━━ INPUT FOR THIS TASK

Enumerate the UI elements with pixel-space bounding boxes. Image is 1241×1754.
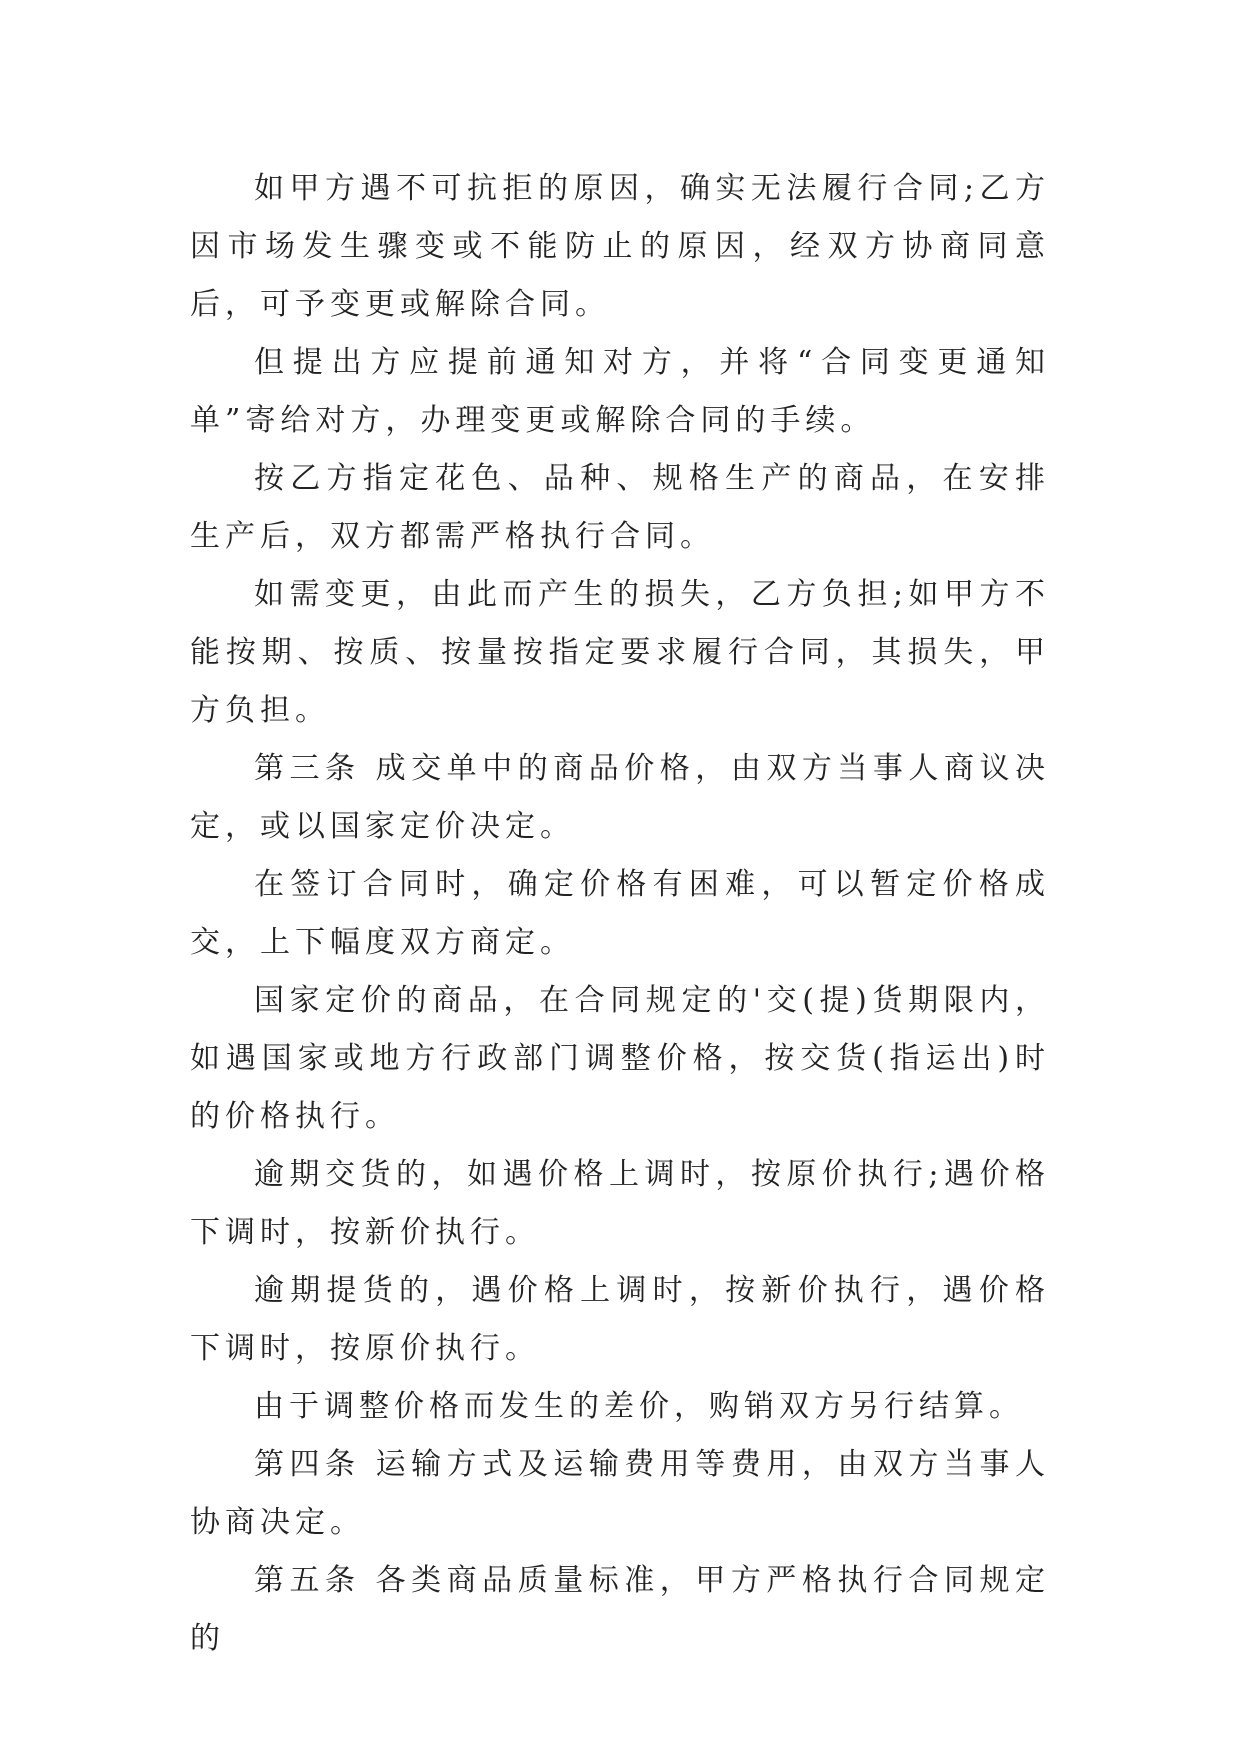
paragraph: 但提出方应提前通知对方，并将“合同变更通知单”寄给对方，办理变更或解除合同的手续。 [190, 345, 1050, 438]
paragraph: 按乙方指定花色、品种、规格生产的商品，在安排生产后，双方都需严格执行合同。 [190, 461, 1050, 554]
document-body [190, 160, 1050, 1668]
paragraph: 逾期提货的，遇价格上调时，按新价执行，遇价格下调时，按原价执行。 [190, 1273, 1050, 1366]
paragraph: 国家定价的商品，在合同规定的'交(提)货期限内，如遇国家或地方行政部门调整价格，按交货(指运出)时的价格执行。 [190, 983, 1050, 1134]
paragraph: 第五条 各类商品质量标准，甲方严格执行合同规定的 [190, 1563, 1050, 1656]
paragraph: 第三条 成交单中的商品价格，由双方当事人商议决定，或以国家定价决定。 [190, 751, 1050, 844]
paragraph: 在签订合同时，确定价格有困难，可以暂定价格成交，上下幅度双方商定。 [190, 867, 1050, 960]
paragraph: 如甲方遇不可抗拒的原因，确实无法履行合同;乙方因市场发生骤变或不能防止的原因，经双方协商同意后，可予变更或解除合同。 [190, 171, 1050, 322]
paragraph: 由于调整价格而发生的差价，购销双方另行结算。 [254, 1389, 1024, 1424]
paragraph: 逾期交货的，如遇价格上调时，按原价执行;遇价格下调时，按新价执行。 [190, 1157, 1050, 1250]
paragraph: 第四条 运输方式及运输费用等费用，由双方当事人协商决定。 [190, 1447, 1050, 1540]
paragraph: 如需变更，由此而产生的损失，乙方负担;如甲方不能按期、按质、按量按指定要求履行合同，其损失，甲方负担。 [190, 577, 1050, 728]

━━━━

- [SHORT PROBLEM] Reproduce the data verbatim, from the line containing "345, 1050, 438]" through the final line of the data.

- [RESPONSE]
paragraph: 但提出方应提前通知对方，并将“合同变更通知单”寄给对方，办理变更或解除合同的手续。 [190, 345, 1050, 438]
paragraph: 按乙方指定花色、品种、规格生产的商品，在安排生产后，双方都需严格执行合同。 [190, 461, 1050, 554]
document-body [190, 160, 1050, 1668]
paragraph: 逾期提货的，遇价格上调时，按新价执行，遇价格下调时，按原价执行。 [190, 1273, 1050, 1366]
paragraph: 国家定价的商品，在合同规定的'交(提)货期限内，如遇国家或地方行政部门调整价格，按交货(指运出)时的价格执行。 [190, 983, 1050, 1134]
paragraph: 第五条 各类商品质量标准，甲方严格执行合同规定的 [190, 1563, 1050, 1656]
paragraph: 第三条 成交单中的商品价格，由双方当事人商议决定，或以国家定价决定。 [190, 751, 1050, 844]
paragraph: 在签订合同时，确定价格有困难，可以暂定价格成交，上下幅度双方商定。 [190, 867, 1050, 960]
paragraph: 如甲方遇不可抗拒的原因，确实无法履行合同;乙方因市场发生骤变或不能防止的原因，经双方协商同意后，可予变更或解除合同。 [190, 171, 1050, 322]
paragraph: 由于调整价格而发生的差价，购销双方另行结算。 [254, 1389, 1024, 1424]
paragraph: 逾期交货的，如遇价格上调时，按原价执行;遇价格下调时，按新价执行。 [190, 1157, 1050, 1250]
paragraph: 第四条 运输方式及运输费用等费用，由双方当事人协商决定。 [190, 1447, 1050, 1540]
paragraph: 如需变更，由此而产生的损失，乙方负担;如甲方不能按期、按质、按量按指定要求履行合同，其损失，甲方负担。 [190, 577, 1050, 728]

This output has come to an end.